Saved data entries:

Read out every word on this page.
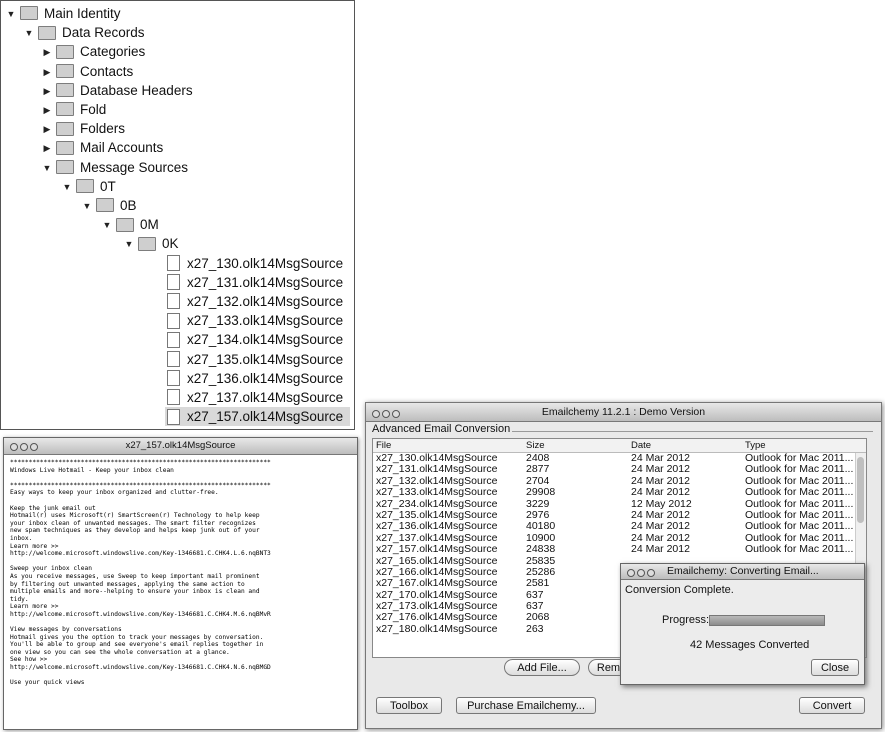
▼ Main Identity
▼ Data Records
▶ Categories
▶ Contacts
▶ Database Headers
▶ Fold
▶ Folders
▶ Mail Accounts
▼ Message Sources
▼ 0T
▼ 0B
▼ 0M
▼ 0K
x27_130.olk14MsgSource
x27_131.olk14MsgSource
x27_132.olk14MsgSource
x27_133.olk14MsgSource
x27_134.olk14MsgSource
x27_135.olk14MsgSource
x27_136.olk14MsgSource
x27_137.olk14MsgSource
x27_157.olk14MsgSource
x27_157.olk14MsgSource
**********************************************************************
Windows Live Hotmail - Keep your inbox clean
**********************************************************************
Easy ways to keep your inbox organized and clutter-free.
Keep the junk email out
Hotmail(r) uses Microsoft(r) SmartScreen(r) Technology to help keep
your inbox clean of unwanted messages. The smart filter recognizes
new spam techniques as they develop and helps keep junk out of your
inbox.
Learn more >>
http://welcome.microsoft.windowslive.com/Key-1346681.C.CHK4.L.6.nqBNT3
Sweep your inbox clean
As you receive messages, use Sweep to keep important mail prominent
by filtering out unwanted messages, applying the same action to
multiple emails and more--helping to ensure your inbox is clean and
tidy.
Learn more >>
http://welcome.microsoft.windowslive.com/Key-1346681.C.CHK4.M.6.nqBMvR
View messages by conversations
Hotmail gives you the option to track your messages by conversation.
You'll be able to group and see everyone's email replies together in
one view so you can see the whole conversation at a glance.
See how >>
http://welcome.microsoft.windowslive.com/Key-1346681.C.CHK4.N.6.nqBMGD
Use your quick views
Emailchemy 11.2.1 : Demo Version
Advanced Email Conversion
File	Size	Date	Type
x27_130.olk14MsgSource	2408	24 Mar 2012	Outlook for Mac 2011...
x27_131.olk14MsgSource	2877	24 Mar 2012	Outlook for Mac 2011...
x27_132.olk14MsgSource	2704	24 Mar 2012	Outlook for Mac 2011...
x27_133.olk14MsgSource	29908	24 Mar 2012	Outlook for Mac 2011...
x27_234.olk14MsgSource	3229	12 May 2012	Outlook for Mac 2011...
x27_135.olk14MsgSource	2976	24 Mar 2012	Outlook for Mac 2011...
x27_136.olk14MsgSource	40180	24 Mar 2012	Outlook for Mac 2011...
x27_137.olk14MsgSource	10900	24 Mar 2012	Outlook for Mac 2011...
x27_157.olk14MsgSource	24838	24 Mar 2012	Outlook for Mac 2011...
x27_165.olk14MsgSource	25835
x27_166.olk14MsgSource	25286
x27_167.olk14MsgSource	2581
x27_170.olk14MsgSource	637
x27_173.olk14MsgSource	637
x27_176.olk14MsgSource	2068
x27_180.olk14MsgSource	263
Add File...	Rem
Toolbox	Purchase Emailchemy...	Convert
Emailchemy: Converting Email...
Conversion Complete.
Progress:
42 Messages Converted
Close
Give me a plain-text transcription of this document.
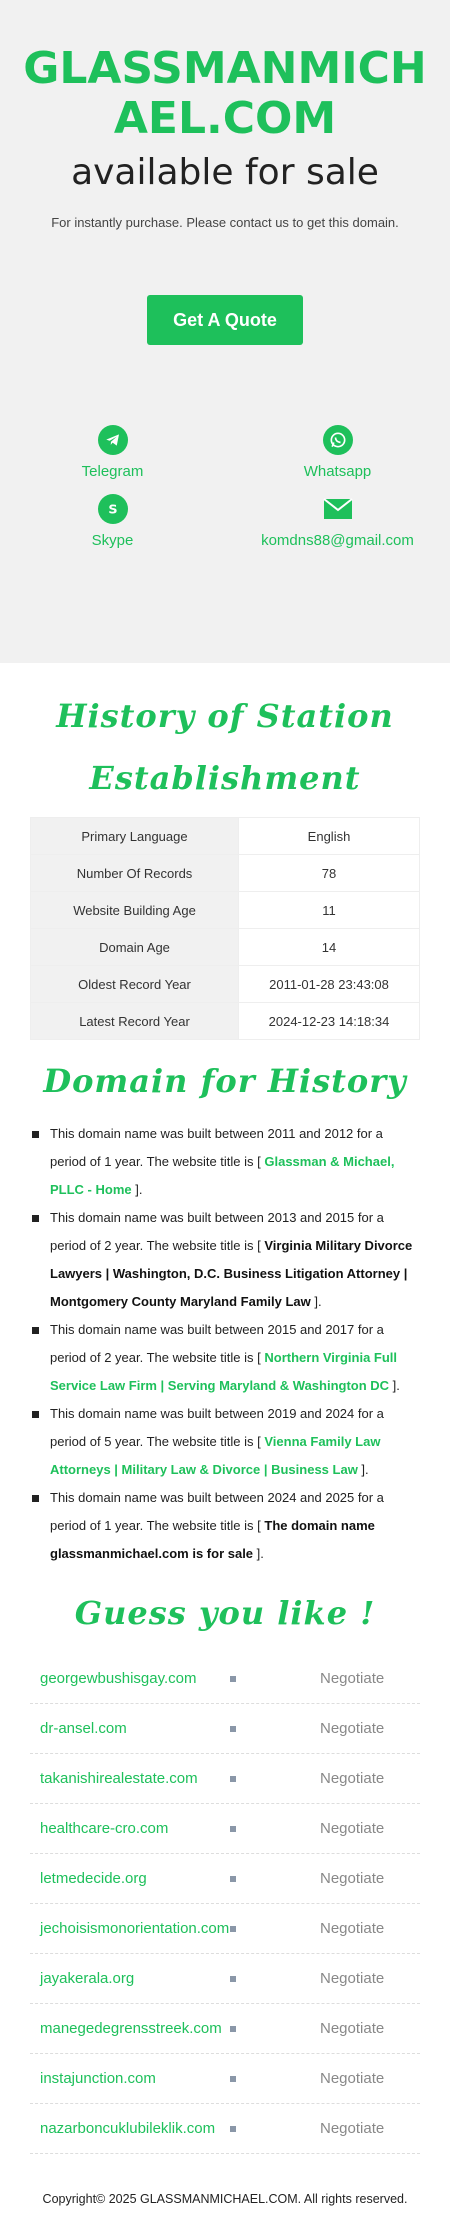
GLASSMANMICHAEL.COM
available for sale

For instantly purchase. Please contact us to get this domain.

Get A Quote
Telegram	Whatsapp
S
Skype	komdns88@gmail.com
History of Station Establishment
Primary Language	English
Number Of Records	78
Website Building Age	11
Domain Age	14
Oldest Record Year	2011-01-28 23:43:08
Latest Record Year	2024-12-23 14:18:34
Domain for History
This domain name was built between 2011 and 2012 for a period of 1 year. The website title is [ Glassman & Michael, PLLC - Home ].
This domain name was built between 2013 and 2015 for a period of 2 year. The website title is [ Virginia Military Divorce Lawyers | Washington, D.C. Business Litigation Attorney | Montgomery County Maryland Family Law ].
This domain name was built between 2015 and 2017 for a period of 2 year. The website title is [ Northern Virginia Full Service Law Firm | Serving Maryland & Washington DC ].
This domain name was built between 2019 and 2024 for a period of 5 year. The website title is [ Vienna Family Law Attorneys | Military Law & Divorce | Business Law ].
This domain name was built between 2024 and 2025 for a period of 1 year. The website title is [ The domain name glassmanmichael.com is for sale ].
Guess you like !
georgewbushisgay.com	Negotiate
dr-ansel.com	Negotiate
takanishirealestate.com	Negotiate
healthcare-cro.com	Negotiate
letmedecide.org	Negotiate
jechoisismonorientation.com	Negotiate
jayakerala.org	Negotiate
manegedegrensstreek.com	Negotiate
instajunction.com	Negotiate
nazarboncuklubileklik.com	Negotiate

Copyright© 2025 GLASSMANMICHAEL.COM. All rights reserved.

## TASK
Scan the records above for the string "Sweep", then report every line that contains it.

## ANSWER TO THIS TASK
Sweep your inbox clean
As you receive messages, use Sweep to keep important mail prominent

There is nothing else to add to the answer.